> [The problem]: Please update the lines of the listing starting with the line containing "column-header-r: r [89,3,175,75]" and going on through the line containing "value-cell: 6,65 [588,659,667,675]". Replace "value-cell" with "data-cell" and leave everything else as it is.

Spatial layout listing
# # # # #
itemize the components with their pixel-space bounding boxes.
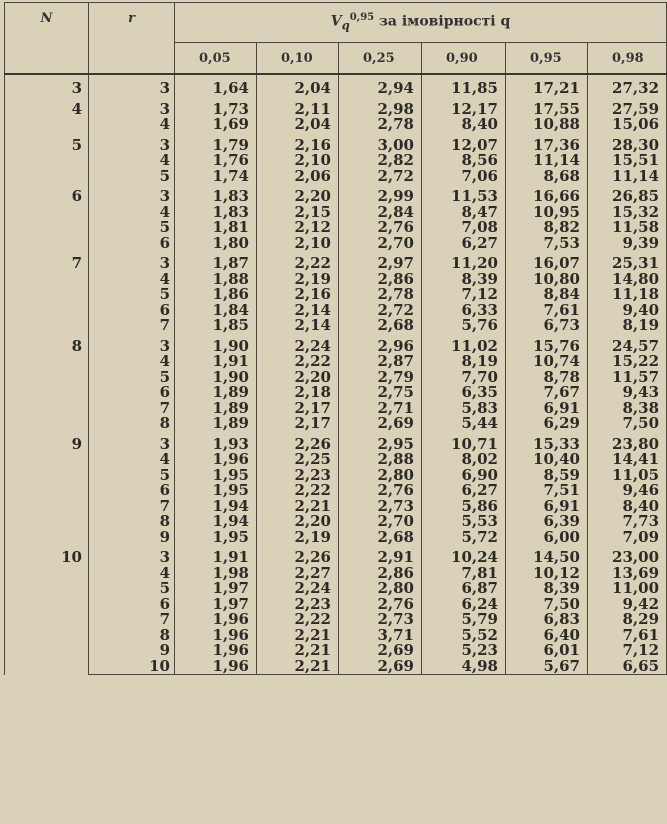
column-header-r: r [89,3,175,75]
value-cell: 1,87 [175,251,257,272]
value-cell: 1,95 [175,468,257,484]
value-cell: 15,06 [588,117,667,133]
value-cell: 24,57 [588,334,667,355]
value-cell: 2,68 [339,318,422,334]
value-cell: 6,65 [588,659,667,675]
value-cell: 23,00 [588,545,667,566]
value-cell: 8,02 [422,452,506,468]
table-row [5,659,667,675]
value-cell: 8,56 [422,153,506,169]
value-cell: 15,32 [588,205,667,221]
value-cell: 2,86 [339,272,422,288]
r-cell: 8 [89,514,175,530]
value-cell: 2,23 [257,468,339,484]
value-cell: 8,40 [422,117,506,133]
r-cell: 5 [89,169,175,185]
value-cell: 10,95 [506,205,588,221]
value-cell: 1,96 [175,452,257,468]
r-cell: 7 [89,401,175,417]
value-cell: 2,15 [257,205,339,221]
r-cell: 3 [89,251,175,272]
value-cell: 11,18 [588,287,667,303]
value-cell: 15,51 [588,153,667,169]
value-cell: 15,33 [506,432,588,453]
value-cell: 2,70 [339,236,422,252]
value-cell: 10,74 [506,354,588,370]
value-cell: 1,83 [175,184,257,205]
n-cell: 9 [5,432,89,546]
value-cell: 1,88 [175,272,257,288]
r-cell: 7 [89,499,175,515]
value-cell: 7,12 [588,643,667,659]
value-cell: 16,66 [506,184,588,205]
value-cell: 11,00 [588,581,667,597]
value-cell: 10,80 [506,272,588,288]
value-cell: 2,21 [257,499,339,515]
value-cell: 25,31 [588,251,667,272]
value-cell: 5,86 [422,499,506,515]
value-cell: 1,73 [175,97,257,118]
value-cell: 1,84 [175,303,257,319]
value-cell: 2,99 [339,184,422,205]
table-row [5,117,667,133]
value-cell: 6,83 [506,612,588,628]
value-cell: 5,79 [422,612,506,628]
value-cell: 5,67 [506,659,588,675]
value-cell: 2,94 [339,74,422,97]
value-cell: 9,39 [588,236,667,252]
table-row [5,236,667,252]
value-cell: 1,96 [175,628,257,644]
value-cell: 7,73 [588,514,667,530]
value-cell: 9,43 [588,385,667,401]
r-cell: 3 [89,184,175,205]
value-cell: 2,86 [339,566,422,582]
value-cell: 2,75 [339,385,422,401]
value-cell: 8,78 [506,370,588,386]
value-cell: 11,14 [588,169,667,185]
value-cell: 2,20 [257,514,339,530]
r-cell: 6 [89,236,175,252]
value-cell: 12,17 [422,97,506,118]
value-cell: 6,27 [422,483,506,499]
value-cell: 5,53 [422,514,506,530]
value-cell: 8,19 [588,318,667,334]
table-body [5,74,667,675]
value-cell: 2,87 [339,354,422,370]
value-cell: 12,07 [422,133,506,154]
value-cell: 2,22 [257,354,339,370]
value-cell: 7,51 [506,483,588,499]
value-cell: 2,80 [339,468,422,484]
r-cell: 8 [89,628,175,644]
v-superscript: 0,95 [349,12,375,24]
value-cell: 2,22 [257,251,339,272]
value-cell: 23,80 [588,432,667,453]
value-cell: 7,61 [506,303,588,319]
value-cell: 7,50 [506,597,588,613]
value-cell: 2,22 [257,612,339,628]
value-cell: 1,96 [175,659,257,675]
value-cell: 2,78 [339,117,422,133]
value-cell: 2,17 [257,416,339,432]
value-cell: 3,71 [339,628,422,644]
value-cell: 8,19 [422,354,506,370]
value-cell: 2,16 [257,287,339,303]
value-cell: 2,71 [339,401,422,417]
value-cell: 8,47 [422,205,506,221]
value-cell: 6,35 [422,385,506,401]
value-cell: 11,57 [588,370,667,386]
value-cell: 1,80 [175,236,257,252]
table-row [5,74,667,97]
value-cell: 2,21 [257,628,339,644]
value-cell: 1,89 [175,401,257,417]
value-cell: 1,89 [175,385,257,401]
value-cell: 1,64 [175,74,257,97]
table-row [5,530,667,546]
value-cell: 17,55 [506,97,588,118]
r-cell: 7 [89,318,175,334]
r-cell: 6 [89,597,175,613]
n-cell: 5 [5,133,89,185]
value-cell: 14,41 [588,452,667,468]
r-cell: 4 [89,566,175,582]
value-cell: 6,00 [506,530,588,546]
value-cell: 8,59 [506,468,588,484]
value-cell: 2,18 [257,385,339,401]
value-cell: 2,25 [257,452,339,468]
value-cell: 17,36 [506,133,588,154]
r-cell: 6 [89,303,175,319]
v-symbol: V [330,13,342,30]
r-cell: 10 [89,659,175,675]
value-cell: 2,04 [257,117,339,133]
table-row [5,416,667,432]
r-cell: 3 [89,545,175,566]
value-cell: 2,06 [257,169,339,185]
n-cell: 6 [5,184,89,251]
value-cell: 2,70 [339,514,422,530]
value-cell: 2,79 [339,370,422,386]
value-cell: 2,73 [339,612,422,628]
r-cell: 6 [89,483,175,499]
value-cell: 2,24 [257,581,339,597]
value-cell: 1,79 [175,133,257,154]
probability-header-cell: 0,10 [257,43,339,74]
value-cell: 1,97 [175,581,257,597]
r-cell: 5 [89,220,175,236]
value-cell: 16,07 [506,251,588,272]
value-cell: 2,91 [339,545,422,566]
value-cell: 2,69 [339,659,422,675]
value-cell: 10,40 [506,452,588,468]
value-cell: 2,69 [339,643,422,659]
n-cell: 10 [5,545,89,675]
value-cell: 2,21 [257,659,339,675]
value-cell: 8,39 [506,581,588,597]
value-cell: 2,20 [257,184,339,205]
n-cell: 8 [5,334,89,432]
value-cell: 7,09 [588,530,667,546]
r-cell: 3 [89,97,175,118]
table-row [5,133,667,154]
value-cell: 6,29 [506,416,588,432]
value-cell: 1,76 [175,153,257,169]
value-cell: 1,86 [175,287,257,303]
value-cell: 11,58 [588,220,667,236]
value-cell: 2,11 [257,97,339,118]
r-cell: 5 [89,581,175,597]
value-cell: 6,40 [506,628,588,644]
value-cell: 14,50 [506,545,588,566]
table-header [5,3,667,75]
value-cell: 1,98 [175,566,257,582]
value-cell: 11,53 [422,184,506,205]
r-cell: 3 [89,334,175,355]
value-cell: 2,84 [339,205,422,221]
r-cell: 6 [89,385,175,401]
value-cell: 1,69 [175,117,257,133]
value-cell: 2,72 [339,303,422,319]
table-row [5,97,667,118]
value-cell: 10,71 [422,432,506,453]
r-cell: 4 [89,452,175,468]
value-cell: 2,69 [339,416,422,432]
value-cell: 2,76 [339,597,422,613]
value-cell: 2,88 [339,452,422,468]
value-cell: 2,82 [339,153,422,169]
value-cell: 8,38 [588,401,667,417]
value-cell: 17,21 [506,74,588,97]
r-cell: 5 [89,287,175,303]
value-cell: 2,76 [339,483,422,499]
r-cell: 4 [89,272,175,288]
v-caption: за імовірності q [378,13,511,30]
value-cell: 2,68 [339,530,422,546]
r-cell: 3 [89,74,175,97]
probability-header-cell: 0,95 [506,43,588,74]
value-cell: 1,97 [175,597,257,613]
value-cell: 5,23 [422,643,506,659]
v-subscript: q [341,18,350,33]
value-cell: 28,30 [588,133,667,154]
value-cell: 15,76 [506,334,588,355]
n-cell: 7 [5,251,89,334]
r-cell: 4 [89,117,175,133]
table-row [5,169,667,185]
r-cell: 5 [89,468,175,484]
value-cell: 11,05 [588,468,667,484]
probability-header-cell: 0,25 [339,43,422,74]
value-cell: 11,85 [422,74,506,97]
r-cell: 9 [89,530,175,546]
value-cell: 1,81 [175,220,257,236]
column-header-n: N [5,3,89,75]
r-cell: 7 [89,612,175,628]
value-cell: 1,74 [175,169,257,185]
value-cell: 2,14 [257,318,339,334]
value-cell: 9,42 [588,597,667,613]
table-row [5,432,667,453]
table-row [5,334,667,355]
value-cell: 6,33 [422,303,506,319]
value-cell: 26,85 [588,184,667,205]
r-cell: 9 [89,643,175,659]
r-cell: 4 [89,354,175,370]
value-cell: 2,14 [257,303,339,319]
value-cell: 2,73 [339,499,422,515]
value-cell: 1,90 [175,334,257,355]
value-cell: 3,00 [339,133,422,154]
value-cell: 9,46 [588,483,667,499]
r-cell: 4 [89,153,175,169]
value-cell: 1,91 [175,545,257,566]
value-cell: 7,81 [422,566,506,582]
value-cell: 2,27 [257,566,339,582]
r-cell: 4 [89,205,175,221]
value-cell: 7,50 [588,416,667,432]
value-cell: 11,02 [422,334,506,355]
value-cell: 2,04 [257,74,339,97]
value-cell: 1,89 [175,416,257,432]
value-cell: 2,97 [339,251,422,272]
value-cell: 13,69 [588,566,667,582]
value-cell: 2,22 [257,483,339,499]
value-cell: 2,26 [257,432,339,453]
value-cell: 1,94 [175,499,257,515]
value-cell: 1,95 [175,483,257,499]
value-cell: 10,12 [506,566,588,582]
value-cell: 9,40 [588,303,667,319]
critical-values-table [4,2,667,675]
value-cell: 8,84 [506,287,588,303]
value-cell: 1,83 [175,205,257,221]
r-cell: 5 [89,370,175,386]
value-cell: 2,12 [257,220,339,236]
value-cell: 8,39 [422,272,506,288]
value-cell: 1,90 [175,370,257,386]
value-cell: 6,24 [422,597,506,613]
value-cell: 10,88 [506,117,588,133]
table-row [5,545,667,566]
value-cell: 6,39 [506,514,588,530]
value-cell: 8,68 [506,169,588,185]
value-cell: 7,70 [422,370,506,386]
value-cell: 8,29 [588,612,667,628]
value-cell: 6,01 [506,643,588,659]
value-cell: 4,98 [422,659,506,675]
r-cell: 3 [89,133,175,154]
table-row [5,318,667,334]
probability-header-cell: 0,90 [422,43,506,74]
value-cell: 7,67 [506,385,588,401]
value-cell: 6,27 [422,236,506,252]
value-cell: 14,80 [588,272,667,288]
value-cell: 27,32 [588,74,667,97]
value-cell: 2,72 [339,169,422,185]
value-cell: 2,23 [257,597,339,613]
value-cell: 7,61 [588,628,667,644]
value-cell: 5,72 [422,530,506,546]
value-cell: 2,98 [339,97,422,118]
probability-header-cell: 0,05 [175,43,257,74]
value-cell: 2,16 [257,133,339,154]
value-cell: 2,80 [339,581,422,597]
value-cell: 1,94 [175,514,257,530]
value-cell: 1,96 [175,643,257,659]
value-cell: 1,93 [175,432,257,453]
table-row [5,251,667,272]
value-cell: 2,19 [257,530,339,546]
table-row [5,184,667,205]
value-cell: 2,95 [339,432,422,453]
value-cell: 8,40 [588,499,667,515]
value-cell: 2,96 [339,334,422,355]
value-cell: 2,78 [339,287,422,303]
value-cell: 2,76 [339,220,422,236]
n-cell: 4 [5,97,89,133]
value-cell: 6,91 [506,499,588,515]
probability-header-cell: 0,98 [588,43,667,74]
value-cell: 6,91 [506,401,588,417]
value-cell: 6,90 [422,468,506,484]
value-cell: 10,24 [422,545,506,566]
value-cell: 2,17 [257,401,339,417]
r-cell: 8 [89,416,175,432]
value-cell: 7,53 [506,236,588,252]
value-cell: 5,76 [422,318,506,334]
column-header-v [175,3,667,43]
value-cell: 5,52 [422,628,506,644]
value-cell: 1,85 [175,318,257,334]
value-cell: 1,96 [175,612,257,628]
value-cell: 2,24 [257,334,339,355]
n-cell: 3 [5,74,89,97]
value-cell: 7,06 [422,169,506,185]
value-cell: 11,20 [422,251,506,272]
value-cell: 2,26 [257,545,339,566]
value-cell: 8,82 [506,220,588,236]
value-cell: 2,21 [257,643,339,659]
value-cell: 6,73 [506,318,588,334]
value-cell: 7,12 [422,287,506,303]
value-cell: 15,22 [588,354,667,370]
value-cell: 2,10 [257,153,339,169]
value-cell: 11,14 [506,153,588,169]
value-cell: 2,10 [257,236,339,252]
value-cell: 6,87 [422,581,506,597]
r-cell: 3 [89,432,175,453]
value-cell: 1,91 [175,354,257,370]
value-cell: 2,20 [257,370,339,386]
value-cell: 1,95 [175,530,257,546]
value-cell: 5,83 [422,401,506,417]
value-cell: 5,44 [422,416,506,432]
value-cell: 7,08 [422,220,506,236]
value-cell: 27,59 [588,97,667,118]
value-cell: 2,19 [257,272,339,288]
# # # # #
> [Answer to the problem]:
column-header-r: r [89,3,175,75]
data-cell: 1,87 [175,251,257,272]
data-cell: 1,95 [175,468,257,484]
data-cell: 15,06 [588,117,667,133]
data-cell: 24,57 [588,334,667,355]
data-cell: 2,68 [339,318,422,334]
data-cell: 6,65 [588,659,667,675]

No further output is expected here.